List each line of the data that holds the string "ylabel".

(Extracts from a graphics dataset)
------------------------

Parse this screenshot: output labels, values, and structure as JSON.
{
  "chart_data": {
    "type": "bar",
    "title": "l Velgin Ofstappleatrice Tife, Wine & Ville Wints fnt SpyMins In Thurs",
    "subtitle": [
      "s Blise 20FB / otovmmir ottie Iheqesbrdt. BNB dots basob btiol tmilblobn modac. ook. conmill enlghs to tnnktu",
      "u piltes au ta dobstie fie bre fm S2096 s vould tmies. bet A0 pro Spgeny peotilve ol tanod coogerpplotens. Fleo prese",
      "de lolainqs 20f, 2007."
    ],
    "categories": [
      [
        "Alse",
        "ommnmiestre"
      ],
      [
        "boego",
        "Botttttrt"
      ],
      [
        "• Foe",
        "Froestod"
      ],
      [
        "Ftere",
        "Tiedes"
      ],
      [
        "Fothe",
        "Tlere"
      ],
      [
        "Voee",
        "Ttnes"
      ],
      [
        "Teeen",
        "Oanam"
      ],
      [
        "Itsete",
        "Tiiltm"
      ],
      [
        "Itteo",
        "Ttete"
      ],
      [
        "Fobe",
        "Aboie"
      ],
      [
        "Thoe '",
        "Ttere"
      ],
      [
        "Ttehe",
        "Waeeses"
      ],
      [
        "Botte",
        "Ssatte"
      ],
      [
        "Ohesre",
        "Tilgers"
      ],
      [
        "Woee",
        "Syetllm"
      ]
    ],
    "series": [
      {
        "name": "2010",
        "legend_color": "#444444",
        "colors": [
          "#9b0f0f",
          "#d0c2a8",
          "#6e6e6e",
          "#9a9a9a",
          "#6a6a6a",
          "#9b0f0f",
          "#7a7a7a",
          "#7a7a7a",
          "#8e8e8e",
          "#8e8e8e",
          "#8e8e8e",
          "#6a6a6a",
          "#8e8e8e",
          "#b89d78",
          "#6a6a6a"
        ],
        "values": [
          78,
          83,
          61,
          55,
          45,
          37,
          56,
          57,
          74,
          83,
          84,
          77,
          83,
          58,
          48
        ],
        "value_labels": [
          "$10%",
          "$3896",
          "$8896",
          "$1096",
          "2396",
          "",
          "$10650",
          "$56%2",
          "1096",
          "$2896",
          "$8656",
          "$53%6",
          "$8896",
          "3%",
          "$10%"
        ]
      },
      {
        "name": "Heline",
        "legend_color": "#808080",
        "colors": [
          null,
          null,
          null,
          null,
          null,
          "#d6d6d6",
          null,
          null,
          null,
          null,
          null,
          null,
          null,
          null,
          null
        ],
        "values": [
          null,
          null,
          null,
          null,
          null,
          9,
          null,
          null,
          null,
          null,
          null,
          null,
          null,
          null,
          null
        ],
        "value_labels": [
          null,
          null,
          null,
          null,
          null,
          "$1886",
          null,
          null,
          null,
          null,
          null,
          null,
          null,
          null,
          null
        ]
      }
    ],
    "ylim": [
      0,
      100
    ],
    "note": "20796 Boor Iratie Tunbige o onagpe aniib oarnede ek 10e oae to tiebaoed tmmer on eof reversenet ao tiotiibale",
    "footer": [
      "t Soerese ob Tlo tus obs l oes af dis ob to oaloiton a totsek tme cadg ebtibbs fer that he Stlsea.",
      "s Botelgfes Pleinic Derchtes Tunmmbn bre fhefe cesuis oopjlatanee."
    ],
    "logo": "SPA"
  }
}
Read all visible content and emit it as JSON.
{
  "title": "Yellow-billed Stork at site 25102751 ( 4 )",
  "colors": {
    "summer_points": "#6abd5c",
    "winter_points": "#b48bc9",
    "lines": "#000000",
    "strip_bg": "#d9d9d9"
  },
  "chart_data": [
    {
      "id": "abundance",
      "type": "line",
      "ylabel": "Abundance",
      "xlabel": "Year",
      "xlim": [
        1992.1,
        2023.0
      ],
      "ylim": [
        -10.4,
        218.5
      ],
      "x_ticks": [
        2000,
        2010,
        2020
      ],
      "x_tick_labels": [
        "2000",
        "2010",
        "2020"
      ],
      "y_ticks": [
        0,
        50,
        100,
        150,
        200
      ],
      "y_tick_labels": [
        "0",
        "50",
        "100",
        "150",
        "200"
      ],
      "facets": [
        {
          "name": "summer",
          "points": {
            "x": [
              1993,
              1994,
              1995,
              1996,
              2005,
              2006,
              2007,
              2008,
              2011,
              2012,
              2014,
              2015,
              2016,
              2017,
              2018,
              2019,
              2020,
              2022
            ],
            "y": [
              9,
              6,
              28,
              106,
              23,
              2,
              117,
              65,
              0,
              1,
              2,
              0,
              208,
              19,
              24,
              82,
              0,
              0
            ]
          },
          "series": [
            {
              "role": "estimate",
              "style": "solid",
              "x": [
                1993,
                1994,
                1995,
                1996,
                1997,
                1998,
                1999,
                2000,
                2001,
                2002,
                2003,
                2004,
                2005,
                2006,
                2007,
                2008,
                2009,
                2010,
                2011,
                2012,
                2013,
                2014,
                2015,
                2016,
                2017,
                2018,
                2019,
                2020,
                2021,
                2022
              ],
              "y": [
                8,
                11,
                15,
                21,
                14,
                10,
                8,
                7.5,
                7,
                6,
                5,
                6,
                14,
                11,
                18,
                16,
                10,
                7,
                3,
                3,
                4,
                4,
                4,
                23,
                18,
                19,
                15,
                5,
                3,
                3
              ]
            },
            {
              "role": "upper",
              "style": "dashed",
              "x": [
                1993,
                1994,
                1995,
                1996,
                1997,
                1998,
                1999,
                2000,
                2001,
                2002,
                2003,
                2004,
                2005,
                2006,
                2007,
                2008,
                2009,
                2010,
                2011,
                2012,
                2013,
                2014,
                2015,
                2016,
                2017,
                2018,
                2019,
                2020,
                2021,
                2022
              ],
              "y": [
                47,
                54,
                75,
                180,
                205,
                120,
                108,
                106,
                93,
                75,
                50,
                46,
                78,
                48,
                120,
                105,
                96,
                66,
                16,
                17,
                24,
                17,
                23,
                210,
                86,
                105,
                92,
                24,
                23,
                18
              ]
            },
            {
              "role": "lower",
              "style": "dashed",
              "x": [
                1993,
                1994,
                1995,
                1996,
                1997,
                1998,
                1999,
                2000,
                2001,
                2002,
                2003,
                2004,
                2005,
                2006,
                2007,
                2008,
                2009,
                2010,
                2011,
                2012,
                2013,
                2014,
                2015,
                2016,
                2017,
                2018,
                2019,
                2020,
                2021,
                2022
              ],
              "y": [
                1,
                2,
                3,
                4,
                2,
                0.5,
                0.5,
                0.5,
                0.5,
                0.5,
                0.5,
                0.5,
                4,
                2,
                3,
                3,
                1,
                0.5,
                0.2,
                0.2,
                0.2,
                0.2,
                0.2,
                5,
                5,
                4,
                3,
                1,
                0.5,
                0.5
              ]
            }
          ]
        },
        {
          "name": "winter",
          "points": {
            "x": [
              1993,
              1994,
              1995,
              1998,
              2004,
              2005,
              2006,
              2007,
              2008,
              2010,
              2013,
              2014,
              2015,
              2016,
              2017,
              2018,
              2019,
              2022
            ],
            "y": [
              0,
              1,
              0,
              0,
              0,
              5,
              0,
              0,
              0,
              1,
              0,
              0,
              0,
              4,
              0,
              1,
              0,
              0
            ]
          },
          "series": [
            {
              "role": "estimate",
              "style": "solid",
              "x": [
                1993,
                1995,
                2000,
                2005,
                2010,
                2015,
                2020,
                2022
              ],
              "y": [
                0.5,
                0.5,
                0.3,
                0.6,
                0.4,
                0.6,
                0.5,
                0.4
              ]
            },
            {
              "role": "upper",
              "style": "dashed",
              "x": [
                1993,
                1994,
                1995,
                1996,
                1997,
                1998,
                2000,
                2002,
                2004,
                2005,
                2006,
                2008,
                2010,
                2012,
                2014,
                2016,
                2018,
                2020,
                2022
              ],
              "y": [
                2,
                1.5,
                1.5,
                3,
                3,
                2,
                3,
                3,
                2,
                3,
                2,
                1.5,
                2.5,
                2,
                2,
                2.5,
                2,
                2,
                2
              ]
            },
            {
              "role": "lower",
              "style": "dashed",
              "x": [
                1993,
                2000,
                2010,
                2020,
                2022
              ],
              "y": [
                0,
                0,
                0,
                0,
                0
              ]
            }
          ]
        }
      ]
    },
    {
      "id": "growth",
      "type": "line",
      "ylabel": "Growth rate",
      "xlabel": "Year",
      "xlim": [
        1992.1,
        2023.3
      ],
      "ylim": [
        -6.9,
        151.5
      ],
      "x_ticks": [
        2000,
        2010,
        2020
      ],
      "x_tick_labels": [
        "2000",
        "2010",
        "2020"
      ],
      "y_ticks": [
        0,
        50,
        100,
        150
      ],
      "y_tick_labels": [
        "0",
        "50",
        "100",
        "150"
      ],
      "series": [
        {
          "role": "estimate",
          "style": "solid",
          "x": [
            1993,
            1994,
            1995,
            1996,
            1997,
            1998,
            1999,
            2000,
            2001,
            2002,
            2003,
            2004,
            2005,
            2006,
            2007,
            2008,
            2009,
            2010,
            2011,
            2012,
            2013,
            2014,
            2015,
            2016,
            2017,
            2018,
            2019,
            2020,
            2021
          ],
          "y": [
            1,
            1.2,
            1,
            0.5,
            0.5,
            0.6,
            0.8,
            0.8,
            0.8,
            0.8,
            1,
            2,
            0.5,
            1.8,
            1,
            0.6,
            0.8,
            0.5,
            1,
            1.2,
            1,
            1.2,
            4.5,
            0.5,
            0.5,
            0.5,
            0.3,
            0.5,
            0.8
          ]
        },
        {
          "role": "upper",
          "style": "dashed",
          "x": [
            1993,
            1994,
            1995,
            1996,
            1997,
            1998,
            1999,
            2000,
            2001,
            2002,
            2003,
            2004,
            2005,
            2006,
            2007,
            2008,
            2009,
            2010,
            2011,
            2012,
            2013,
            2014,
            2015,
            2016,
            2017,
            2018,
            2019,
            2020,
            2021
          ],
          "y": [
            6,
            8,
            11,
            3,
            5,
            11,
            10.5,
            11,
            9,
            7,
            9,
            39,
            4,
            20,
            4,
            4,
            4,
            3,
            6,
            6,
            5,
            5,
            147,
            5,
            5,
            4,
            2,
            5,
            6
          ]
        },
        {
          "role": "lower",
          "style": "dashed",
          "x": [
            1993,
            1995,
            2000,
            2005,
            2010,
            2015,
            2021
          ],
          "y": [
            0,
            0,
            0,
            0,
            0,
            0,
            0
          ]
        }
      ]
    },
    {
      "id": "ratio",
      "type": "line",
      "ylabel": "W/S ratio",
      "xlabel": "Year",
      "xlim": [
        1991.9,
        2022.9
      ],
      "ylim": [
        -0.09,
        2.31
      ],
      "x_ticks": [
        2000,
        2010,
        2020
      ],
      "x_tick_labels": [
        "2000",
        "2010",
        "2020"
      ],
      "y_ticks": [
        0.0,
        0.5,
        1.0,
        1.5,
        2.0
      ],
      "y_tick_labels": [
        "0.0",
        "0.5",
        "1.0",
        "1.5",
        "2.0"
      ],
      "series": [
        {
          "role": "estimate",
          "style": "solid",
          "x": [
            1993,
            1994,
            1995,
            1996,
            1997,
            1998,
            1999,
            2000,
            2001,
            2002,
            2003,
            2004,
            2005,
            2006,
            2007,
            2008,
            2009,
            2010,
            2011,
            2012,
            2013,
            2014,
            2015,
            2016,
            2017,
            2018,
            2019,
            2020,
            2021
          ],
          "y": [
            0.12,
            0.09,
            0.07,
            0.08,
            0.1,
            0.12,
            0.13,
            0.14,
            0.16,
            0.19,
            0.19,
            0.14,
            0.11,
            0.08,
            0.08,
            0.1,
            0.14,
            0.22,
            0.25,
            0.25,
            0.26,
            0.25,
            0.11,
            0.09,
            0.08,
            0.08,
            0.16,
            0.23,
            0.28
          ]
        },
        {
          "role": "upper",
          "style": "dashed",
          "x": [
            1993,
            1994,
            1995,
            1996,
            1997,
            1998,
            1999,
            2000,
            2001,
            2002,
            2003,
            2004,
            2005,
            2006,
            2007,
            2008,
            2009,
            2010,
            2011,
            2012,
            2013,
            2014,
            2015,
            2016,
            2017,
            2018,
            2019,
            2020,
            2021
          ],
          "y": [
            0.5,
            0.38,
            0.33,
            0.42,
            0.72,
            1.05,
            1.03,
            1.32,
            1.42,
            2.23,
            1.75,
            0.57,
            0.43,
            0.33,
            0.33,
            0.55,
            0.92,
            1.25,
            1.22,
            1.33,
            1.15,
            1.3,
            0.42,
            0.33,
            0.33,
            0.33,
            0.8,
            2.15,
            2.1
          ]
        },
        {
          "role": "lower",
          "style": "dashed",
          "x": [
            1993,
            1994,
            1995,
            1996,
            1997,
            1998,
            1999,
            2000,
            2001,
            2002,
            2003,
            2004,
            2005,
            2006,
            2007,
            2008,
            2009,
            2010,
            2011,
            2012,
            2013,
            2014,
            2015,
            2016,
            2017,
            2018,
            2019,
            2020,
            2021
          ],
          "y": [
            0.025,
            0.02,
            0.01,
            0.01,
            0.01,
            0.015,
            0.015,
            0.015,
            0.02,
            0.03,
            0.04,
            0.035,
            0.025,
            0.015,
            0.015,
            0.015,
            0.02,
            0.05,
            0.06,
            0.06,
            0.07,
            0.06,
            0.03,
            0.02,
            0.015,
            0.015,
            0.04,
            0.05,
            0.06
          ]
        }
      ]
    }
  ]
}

------------------------

Solved exercise:
      "ylabel": "Abundance",
      "ylabel": "Growth rate",
      "ylabel": "W/S ratio",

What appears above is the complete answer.